## What this task involves
Look through the listing and locate every line containing the word "天排云阵千雷震"; copy those lines.

======== Record extracts

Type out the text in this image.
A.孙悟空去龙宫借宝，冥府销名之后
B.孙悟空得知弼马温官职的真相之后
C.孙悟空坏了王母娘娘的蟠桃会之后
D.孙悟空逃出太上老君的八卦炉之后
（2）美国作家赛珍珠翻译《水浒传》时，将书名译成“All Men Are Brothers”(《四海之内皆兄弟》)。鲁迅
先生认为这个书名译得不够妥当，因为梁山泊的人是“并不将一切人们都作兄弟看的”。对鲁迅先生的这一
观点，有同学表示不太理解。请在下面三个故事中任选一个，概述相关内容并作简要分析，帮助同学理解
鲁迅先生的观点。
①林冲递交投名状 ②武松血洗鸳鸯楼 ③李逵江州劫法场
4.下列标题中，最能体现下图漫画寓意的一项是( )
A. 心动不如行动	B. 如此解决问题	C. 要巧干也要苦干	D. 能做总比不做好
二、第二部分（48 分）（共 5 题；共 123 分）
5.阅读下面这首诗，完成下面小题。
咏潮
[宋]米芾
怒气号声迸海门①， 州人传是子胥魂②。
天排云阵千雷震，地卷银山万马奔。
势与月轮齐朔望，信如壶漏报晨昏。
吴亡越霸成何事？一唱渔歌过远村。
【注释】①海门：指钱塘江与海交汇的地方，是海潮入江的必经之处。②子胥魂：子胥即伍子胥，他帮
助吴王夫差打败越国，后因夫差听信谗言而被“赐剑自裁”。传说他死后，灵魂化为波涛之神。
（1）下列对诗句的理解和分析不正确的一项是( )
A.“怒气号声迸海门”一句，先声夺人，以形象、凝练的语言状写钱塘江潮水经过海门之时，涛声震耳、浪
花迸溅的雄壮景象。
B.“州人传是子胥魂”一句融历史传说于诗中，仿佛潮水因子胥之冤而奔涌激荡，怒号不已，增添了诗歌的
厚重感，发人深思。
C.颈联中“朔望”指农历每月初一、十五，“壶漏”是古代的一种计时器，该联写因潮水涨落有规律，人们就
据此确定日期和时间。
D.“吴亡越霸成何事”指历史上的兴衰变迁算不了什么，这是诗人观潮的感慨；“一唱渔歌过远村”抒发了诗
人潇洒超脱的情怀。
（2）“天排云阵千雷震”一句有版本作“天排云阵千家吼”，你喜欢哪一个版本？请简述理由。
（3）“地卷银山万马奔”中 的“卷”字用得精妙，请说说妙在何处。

================

## Reply
天排云阵千雷震，地卷银山万马奔。
（2）“天排云阵千雷震”一句有版本作“天排云阵千家吼”，你喜欢哪一个版本？请简述理由。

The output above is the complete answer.